■ **Exercise instructions**:
Count how many lines hold the string "made". Answer with that number and nothing more.

Stored data
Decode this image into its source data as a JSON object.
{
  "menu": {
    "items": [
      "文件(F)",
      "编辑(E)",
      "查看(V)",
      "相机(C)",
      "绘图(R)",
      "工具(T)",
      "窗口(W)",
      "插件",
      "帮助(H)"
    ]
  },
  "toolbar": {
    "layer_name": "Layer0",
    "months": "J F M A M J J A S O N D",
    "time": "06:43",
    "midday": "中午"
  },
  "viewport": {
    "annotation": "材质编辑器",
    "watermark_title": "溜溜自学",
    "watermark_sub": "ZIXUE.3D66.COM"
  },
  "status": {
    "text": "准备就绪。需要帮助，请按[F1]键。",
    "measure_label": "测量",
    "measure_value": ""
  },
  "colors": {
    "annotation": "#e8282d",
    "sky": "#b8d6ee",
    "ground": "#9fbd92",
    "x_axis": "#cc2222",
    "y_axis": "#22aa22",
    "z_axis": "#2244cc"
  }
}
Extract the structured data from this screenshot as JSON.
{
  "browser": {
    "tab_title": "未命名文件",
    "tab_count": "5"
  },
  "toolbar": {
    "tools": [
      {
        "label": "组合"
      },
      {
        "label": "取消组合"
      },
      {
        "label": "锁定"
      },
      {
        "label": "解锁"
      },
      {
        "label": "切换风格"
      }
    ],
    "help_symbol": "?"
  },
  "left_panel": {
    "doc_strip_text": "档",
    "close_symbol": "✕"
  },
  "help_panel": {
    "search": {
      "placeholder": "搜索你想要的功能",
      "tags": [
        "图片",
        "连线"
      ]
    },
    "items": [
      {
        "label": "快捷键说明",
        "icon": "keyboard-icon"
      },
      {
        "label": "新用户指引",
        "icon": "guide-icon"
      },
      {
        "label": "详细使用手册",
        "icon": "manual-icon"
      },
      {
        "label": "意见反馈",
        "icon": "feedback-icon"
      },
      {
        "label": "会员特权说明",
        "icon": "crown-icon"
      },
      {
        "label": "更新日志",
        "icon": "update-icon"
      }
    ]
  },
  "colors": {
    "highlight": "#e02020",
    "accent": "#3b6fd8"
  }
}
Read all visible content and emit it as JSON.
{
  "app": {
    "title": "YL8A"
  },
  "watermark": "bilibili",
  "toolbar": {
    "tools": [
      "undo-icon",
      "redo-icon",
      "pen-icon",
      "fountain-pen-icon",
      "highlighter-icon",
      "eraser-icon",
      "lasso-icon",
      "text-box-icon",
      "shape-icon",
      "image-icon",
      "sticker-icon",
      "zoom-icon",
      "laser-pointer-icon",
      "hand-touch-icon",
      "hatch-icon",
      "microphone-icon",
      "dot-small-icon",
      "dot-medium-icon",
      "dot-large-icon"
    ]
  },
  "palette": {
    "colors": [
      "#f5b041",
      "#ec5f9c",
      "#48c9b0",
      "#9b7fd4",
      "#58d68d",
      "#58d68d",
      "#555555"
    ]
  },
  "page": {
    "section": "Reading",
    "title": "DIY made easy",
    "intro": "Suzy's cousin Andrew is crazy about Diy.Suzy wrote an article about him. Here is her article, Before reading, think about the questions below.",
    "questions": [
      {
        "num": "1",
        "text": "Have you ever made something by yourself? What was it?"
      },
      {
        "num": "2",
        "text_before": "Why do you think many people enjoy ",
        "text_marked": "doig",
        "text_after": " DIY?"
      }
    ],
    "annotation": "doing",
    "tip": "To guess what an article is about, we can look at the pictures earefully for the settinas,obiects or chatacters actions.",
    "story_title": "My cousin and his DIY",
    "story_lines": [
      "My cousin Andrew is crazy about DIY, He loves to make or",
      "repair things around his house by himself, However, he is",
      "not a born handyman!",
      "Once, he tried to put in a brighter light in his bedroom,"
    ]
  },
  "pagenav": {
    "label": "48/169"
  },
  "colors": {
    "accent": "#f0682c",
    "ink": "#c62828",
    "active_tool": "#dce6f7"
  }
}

■ **Written response**:
2